**提示文**
┄┄┄┄┄┄┄┄┄┄┄┄┄┄┄┄┄┄┄┄

SQL基礎講座

1. ユーザとアクセス権限

1-1. ユーザの作成

1-2. ユーザアカウントをロックする

1-3. パスワードを期限切れにする

1-4. パスワードを変更する

1-5. ユーザ名の変更

1-6. ユーザの削除

2. テーブルの作成・変更・削除

2-1. テーブルの作成

2-2. NOT NULL制約

2-3. PRIMARY KEY

2-4. 列のデフォルト値

2-5. CHECK制約

2-6. テーブルの変更

2-7. テーブルの削除

3. テーブル操作(DML)

3-1. 行の挿入[INSERT]

3-2. 列の更新[UPDATE]

3-3. 行の削除[DELETE]

4. テーブル参照(SELECT)

4-1. SELECTの基礎

4-2. ORDER BY句

4-3. GROUP BY句

5. テーブル結合

6. サブクエリ

1. ユーザとアクセス権限

 

1-1. ユーザの作成

ユーザの作成はGUIのツールでも作成可能ですが、ここではSQLを使用してユーザを作成してみましょう。

┄┄┄┄┄┄┄┄┄┄┄┄┄┄┄┄┄┄┄┄

**出題課題 a**
提示文で、第2章に付けられている見出しは何か。

┄┄┄┄┄┄┄┄┄┄┄┄┄┄┄┄┄┄┄┄

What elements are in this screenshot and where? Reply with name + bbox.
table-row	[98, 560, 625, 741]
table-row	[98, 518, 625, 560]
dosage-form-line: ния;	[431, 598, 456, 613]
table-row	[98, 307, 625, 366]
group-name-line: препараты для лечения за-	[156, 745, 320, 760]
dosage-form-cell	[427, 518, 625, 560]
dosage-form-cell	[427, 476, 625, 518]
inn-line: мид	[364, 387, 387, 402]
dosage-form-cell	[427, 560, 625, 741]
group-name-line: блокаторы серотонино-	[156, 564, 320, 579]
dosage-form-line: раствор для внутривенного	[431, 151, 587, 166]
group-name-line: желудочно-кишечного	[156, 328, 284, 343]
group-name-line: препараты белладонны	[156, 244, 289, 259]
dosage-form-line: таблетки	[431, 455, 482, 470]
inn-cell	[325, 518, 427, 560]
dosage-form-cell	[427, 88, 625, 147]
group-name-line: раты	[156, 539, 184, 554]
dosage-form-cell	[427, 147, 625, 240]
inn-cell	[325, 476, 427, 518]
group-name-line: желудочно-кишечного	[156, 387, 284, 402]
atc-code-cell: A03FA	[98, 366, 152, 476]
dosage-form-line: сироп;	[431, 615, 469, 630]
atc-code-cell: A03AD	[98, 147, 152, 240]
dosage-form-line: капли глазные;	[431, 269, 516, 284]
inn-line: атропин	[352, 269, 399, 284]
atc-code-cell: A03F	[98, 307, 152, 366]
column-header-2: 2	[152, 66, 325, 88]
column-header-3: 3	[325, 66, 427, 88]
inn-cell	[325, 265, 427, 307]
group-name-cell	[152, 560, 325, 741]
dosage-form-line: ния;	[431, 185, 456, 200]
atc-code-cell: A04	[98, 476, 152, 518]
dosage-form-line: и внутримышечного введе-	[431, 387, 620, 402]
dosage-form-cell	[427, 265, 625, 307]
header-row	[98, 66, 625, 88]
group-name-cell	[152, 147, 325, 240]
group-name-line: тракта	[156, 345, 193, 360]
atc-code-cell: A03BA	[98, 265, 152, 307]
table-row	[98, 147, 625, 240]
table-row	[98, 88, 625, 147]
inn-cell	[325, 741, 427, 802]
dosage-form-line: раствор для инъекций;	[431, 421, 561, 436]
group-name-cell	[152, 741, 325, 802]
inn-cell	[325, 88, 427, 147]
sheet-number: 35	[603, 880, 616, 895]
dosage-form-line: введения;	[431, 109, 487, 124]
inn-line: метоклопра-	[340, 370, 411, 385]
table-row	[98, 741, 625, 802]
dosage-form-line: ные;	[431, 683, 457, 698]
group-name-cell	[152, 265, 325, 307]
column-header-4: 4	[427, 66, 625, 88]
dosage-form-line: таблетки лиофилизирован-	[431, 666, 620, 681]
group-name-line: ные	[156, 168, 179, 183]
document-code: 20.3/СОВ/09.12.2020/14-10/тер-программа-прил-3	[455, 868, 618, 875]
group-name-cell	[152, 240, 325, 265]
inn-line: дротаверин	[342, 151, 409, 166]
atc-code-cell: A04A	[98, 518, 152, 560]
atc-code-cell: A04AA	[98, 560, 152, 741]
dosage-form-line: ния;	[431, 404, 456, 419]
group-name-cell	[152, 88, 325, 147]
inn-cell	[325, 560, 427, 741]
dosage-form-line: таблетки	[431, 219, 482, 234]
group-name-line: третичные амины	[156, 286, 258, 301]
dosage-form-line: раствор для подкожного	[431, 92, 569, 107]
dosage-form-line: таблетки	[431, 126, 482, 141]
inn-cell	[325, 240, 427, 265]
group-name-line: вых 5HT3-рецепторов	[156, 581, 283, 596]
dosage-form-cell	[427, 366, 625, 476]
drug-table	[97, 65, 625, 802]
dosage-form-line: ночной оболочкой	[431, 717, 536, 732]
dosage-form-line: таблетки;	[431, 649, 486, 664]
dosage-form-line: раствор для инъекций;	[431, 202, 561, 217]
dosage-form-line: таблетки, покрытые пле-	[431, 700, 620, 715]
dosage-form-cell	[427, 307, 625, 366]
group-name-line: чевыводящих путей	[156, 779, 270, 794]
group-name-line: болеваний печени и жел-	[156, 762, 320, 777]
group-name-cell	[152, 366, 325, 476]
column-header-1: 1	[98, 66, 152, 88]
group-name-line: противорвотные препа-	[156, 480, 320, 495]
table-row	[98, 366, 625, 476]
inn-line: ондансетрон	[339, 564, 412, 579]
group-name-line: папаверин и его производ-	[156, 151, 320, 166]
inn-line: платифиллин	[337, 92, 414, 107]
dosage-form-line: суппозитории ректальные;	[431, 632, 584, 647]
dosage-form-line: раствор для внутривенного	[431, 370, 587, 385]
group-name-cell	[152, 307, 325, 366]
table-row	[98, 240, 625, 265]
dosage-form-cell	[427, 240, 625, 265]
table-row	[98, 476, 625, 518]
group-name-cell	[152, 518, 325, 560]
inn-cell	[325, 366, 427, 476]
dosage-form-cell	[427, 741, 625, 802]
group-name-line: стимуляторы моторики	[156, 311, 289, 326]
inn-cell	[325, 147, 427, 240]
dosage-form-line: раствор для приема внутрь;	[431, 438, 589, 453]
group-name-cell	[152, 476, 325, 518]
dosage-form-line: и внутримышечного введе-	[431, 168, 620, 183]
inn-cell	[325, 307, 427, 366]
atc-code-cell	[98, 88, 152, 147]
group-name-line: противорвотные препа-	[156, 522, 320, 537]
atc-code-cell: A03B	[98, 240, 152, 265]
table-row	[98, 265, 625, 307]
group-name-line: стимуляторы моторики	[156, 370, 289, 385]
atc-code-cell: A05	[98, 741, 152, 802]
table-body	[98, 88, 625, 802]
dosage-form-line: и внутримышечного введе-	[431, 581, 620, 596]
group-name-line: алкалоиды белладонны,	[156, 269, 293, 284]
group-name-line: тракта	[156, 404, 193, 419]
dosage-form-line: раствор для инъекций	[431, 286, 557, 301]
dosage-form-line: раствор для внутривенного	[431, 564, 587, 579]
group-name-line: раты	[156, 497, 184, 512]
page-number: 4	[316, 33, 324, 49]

┄┄┄┄┄┄┄┄┄┄┄┄┄┄┄┄┄┄┄┄

**出題課題 b**
レコードの先頭行から「564, 320, 579]」を含む行までを、両端の行も含めて一字一句そのまま書き写せ。

**記述解答 a**
テーブルの作成・変更・削除

**記述解答 b**
What elements are in this screenshot and where? Reply with name + bbox.
table-row	[98, 560, 625, 741]
table-row	[98, 518, 625, 560]
dosage-form-line: ния;	[431, 598, 456, 613]
table-row	[98, 307, 625, 366]
group-name-line: препараты для лечения за-	[156, 745, 320, 760]
dosage-form-cell	[427, 518, 625, 560]
dosage-form-cell	[427, 476, 625, 518]
inn-line: мид	[364, 387, 387, 402]
dosage-form-cell	[427, 560, 625, 741]
group-name-line: блокаторы серотонино-	[156, 564, 320, 579]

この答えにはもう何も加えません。